** Begin **

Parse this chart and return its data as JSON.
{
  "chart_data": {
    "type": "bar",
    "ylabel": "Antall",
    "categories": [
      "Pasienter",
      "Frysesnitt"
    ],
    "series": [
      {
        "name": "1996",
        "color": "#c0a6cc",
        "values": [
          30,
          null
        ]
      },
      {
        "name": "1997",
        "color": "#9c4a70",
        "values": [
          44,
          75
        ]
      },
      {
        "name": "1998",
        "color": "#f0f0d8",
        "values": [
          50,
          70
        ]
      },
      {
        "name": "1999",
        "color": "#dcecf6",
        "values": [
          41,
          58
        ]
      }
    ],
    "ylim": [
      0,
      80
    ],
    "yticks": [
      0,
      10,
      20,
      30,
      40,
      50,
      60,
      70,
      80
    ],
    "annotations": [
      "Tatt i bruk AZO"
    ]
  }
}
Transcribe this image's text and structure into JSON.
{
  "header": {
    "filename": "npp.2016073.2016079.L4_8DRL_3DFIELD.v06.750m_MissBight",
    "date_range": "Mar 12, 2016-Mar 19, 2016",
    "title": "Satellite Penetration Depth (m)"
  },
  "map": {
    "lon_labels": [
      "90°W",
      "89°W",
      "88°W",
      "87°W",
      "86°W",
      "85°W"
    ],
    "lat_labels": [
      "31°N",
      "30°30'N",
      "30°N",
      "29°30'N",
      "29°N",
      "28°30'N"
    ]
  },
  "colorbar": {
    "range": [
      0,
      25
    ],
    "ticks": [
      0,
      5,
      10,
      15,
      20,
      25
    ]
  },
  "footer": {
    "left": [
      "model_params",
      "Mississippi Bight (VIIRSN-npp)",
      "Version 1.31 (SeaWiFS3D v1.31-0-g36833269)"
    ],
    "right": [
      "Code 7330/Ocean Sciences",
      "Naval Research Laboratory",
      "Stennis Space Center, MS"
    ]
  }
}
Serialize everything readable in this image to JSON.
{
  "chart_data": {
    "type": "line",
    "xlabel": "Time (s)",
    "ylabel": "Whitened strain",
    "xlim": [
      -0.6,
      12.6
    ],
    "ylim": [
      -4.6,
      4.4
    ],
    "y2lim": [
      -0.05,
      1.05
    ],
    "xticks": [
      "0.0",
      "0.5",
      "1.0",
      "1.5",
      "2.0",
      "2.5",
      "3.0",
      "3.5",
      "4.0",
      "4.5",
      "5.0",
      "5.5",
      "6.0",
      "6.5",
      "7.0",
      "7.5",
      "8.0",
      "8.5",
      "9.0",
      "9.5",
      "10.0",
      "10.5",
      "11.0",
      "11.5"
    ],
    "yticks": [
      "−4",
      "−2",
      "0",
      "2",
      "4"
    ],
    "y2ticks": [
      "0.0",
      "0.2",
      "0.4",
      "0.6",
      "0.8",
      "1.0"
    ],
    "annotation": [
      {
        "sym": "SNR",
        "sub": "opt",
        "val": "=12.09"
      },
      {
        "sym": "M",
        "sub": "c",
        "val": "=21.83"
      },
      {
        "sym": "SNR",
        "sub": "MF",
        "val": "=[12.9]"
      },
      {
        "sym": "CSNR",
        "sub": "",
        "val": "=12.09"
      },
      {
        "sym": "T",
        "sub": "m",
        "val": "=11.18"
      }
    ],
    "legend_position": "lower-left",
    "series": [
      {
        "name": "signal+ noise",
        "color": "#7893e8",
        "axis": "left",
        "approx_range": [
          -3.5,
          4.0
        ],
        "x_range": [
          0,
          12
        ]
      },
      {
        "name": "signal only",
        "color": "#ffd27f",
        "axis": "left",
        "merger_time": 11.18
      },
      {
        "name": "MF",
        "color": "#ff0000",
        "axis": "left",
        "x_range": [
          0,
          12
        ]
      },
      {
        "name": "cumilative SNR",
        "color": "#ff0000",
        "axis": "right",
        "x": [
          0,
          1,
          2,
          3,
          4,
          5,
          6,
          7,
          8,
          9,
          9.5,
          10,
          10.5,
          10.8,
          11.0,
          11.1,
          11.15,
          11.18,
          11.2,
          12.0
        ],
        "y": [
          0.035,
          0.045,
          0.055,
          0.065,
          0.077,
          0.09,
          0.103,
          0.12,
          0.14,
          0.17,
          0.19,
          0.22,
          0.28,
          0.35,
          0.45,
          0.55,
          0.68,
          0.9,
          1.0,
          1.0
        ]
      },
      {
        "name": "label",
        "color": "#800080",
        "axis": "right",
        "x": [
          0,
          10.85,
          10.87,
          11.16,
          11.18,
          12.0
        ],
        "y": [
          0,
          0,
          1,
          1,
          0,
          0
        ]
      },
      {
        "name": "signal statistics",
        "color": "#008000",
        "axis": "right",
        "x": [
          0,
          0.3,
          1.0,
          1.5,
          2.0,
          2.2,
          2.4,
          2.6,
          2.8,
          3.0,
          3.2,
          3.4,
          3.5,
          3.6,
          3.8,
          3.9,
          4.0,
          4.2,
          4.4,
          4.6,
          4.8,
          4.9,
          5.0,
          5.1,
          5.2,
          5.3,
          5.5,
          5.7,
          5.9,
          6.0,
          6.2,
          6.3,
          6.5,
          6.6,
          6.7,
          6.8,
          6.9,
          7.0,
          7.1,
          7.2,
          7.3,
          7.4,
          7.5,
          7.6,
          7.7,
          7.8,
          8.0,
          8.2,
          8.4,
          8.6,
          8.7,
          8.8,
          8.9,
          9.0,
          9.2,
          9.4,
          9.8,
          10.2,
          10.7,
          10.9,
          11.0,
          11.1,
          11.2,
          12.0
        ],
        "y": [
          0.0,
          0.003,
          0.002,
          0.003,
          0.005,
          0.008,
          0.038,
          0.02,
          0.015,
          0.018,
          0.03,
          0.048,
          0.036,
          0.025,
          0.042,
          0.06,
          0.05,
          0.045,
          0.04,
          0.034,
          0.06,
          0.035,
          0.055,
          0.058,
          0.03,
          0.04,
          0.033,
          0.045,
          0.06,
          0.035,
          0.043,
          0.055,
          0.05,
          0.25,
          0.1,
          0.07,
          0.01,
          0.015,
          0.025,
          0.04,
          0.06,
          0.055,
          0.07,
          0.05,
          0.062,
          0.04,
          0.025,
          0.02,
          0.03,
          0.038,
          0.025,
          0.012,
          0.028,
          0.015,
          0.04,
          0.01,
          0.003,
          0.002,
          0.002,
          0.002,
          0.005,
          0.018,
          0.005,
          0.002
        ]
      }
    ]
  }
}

** End **

▶ Exercise goal
How many of the lines above hold "ylabel"? Answer with only the number.

▶ Solution to the exercise
2